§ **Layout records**
___

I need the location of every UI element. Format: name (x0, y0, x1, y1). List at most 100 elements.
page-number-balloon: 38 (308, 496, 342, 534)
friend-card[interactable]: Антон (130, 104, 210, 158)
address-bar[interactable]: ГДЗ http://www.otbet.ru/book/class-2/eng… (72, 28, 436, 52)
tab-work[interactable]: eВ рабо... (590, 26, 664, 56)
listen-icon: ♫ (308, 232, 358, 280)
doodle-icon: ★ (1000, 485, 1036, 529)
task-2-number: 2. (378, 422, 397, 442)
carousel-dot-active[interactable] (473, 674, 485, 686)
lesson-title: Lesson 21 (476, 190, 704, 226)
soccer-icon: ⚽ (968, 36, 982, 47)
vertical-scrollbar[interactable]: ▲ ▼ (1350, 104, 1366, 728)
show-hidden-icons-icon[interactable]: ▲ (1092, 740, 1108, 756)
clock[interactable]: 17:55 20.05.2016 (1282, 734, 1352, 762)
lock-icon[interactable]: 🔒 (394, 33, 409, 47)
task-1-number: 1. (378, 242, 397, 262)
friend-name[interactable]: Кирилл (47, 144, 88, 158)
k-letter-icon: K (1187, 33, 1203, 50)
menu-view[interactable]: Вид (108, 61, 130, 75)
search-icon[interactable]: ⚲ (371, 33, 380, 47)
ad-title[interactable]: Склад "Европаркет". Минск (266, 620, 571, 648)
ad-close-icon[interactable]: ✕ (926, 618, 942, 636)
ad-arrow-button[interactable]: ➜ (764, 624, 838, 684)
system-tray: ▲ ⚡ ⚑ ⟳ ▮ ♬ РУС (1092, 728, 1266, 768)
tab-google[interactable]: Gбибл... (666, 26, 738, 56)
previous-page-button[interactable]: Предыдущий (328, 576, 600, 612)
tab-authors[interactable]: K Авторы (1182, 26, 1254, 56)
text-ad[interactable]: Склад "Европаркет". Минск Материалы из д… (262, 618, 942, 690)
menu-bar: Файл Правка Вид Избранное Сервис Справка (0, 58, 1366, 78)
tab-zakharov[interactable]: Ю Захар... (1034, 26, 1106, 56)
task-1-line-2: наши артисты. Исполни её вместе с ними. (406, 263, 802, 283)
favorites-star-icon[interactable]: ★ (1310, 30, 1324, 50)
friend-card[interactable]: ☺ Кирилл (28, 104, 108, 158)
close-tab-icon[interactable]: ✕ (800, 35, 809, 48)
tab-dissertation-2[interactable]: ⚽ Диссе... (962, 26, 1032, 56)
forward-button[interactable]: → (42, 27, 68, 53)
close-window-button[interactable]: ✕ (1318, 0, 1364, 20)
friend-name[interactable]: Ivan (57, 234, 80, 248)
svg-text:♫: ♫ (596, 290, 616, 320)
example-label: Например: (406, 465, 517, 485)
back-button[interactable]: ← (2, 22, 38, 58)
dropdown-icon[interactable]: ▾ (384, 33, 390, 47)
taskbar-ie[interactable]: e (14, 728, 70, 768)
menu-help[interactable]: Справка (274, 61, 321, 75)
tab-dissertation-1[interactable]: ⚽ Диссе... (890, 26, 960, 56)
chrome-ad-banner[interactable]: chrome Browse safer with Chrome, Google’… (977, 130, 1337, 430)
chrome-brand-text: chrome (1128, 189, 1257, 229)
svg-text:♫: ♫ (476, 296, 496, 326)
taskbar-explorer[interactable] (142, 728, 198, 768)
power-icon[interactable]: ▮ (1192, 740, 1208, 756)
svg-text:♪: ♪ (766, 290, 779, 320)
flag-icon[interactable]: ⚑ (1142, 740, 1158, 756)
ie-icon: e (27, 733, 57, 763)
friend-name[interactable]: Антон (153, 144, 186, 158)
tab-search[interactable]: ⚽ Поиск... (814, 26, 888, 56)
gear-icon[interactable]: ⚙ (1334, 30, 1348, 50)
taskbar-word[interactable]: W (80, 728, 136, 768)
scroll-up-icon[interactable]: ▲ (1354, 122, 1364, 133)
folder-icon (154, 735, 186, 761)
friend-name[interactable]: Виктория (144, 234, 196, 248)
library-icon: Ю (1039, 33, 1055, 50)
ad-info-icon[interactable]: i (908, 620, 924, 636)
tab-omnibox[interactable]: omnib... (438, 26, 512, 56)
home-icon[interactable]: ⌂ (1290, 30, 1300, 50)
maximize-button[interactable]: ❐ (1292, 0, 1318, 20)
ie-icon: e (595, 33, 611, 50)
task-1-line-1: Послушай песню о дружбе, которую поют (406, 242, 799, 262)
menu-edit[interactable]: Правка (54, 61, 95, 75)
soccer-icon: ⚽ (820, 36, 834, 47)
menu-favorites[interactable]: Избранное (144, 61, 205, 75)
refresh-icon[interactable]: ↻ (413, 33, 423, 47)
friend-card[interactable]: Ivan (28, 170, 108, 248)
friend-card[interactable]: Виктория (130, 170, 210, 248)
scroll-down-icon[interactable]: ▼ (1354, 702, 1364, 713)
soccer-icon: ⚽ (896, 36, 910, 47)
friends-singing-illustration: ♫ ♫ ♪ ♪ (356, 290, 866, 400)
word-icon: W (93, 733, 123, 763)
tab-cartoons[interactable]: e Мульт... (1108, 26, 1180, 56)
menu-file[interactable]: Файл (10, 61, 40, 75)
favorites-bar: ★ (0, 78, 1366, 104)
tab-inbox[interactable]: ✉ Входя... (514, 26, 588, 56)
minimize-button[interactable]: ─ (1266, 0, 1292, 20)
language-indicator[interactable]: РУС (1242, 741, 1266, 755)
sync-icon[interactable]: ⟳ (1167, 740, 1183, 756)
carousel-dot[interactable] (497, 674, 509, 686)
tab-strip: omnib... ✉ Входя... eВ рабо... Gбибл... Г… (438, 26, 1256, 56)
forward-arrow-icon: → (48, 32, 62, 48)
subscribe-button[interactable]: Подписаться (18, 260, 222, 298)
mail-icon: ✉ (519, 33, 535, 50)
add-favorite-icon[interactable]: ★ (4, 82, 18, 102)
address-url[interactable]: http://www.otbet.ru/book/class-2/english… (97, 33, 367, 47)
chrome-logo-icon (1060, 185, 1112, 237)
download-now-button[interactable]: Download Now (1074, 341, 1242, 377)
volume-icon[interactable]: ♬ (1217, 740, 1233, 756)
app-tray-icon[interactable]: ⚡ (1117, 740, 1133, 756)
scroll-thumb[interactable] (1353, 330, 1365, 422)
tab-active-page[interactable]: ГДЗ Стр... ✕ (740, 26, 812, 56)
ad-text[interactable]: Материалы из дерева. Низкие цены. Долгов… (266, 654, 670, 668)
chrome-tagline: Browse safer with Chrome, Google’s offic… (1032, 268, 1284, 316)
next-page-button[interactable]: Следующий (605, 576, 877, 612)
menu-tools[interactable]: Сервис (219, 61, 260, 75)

___

§ **Short task**
Quote all of the rows above, character for character and in their original order.

§ **Problem solution**
I need the location of every UI element. Format: name (x0, y0, x1, y1). List at most 100 elements.
page-number-balloon: 38 (308, 496, 342, 534)
friend-card[interactable]: Антон (130, 104, 210, 158)
address-bar[interactable]: ГДЗ http://www.otbet.ru/book/class-2/eng… (72, 28, 436, 52)
tab-work[interactable]: eВ рабо... (590, 26, 664, 56)
listen-icon: ♫ (308, 232, 358, 280)
doodle-icon: ★ (1000, 485, 1036, 529)
task-2-number: 2. (378, 422, 397, 442)
carousel-dot-active[interactable] (473, 674, 485, 686)
lesson-title: Lesson 21 (476, 190, 704, 226)
soccer-icon: ⚽ (968, 36, 982, 47)
vertical-scrollbar[interactable]: ▲ ▼ (1350, 104, 1366, 728)
show-hidden-icons-icon[interactable]: ▲ (1092, 740, 1108, 756)
clock[interactable]: 17:55 20.05.2016 (1282, 734, 1352, 762)
lock-icon[interactable]: 🔒 (394, 33, 409, 47)
task-1-number: 1. (378, 242, 397, 262)
friend-name[interactable]: Кирилл (47, 144, 88, 158)
k-letter-icon: K (1187, 33, 1203, 50)
menu-view[interactable]: Вид (108, 61, 130, 75)
search-icon[interactable]: ⚲ (371, 33, 380, 47)
ad-title[interactable]: Склад "Европаркет". Минск (266, 620, 571, 648)
ad-close-icon[interactable]: ✕ (926, 618, 942, 636)
ad-arrow-button[interactable]: ➜ (764, 624, 838, 684)
system-tray: ▲ ⚡ ⚑ ⟳ ▮ ♬ РУС (1092, 728, 1266, 768)
tab-google[interactable]: Gбибл... (666, 26, 738, 56)
previous-page-button[interactable]: Предыдущий (328, 576, 600, 612)
tab-authors[interactable]: K Авторы (1182, 26, 1254, 56)
text-ad[interactable]: Склад "Европаркет". Минск Материалы из д… (262, 618, 942, 690)
menu-bar: Файл Правка Вид Избранное Сервис Справка (0, 58, 1366, 78)
tab-zakharov[interactable]: Ю Захар... (1034, 26, 1106, 56)
task-1-line-2: наши артисты. Исполни её вместе с ними. (406, 263, 802, 283)
favorites-star-icon[interactable]: ★ (1310, 30, 1324, 50)
friend-card[interactable]: ☺ Кирилл (28, 104, 108, 158)
close-tab-icon[interactable]: ✕ (800, 35, 809, 48)
tab-dissertation-2[interactable]: ⚽ Диссе... (962, 26, 1032, 56)
forward-button[interactable]: → (42, 27, 68, 53)
close-window-button[interactable]: ✕ (1318, 0, 1364, 20)
friend-name[interactable]: Ivan (57, 234, 80, 248)
svg-text:♫: ♫ (596, 290, 616, 320)
example-label: Например: (406, 465, 517, 485)
back-button[interactable]: ← (2, 22, 38, 58)
dropdown-icon[interactable]: ▾ (384, 33, 390, 47)
taskbar-ie[interactable]: e (14, 728, 70, 768)
menu-help[interactable]: Справка (274, 61, 321, 75)
tab-dissertation-1[interactable]: ⚽ Диссе... (890, 26, 960, 56)
chrome-ad-banner[interactable]: chrome Browse safer with Chrome, Google’… (977, 130, 1337, 430)
chrome-brand-text: chrome (1128, 189, 1257, 229)
svg-text:♫: ♫ (476, 296, 496, 326)
taskbar-explorer[interactable] (142, 728, 198, 768)
power-icon[interactable]: ▮ (1192, 740, 1208, 756)
svg-text:♪: ♪ (766, 290, 779, 320)
flag-icon[interactable]: ⚑ (1142, 740, 1158, 756)
ie-icon: e (27, 733, 57, 763)
friend-name[interactable]: Антон (153, 144, 186, 158)
tab-search[interactable]: ⚽ Поиск... (814, 26, 888, 56)
gear-icon[interactable]: ⚙ (1334, 30, 1348, 50)
taskbar-word[interactable]: W (80, 728, 136, 768)
scroll-up-icon[interactable]: ▲ (1354, 122, 1364, 133)
folder-icon (154, 735, 186, 761)
friend-name[interactable]: Виктория (144, 234, 196, 248)
library-icon: Ю (1039, 33, 1055, 50)
ad-info-icon[interactable]: i (908, 620, 924, 636)
tab-omnibox[interactable]: omnib... (438, 26, 512, 56)
home-icon[interactable]: ⌂ (1290, 30, 1300, 50)
maximize-button[interactable]: ❐ (1292, 0, 1318, 20)
ie-icon: e (595, 33, 611, 50)
task-1-line-1: Послушай песню о дружбе, которую поют (406, 242, 799, 262)
menu-edit[interactable]: Правка (54, 61, 95, 75)
soccer-icon: ⚽ (820, 36, 834, 47)
menu-favorites[interactable]: Избранное (144, 61, 205, 75)
refresh-icon[interactable]: ↻ (413, 33, 423, 47)
friend-card[interactable]: Ivan (28, 170, 108, 248)
friend-card[interactable]: Виктория (130, 170, 210, 248)
scroll-down-icon[interactable]: ▼ (1354, 702, 1364, 713)
soccer-icon: ⚽ (896, 36, 910, 47)
friends-singing-illustration: ♫ ♫ ♪ ♪ (356, 290, 866, 400)
word-icon: W (93, 733, 123, 763)
tab-cartoons[interactable]: e Мульт... (1108, 26, 1180, 56)
menu-file[interactable]: Файл (10, 61, 40, 75)
favorites-bar: ★ (0, 78, 1366, 104)
tab-inbox[interactable]: ✉ Входя... (514, 26, 588, 56)
minimize-button[interactable]: ─ (1266, 0, 1292, 20)
language-indicator[interactable]: РУС (1242, 741, 1266, 755)
sync-icon[interactable]: ⟳ (1167, 740, 1183, 756)
carousel-dot[interactable] (497, 674, 509, 686)
tab-strip: omnib... ✉ Входя... eВ рабо... Gбибл... Г… (438, 26, 1256, 56)
forward-arrow-icon: → (48, 32, 62, 48)
subscribe-button[interactable]: Подписаться (18, 260, 222, 298)
mail-icon: ✉ (519, 33, 535, 50)
add-favorite-icon[interactable]: ★ (4, 82, 18, 102)
address-url[interactable]: http://www.otbet.ru/book/class-2/english… (97, 33, 367, 47)
chrome-logo-icon (1060, 185, 1112, 237)
download-now-button[interactable]: Download Now (1074, 341, 1242, 377)
volume-icon[interactable]: ♬ (1217, 740, 1233, 756)
app-tray-icon[interactable]: ⚡ (1117, 740, 1133, 756)
scroll-thumb[interactable] (1353, 330, 1365, 422)
tab-active-page[interactable]: ГДЗ Стр... ✕ (740, 26, 812, 56)
ad-text[interactable]: Материалы из дерева. Низкие цены. Долгов… (266, 654, 670, 668)
chrome-tagline: Browse safer with Chrome, Google’s offic… (1032, 268, 1284, 316)
next-page-button[interactable]: Следующий (605, 576, 877, 612)
menu-tools[interactable]: Сервис (219, 61, 260, 75)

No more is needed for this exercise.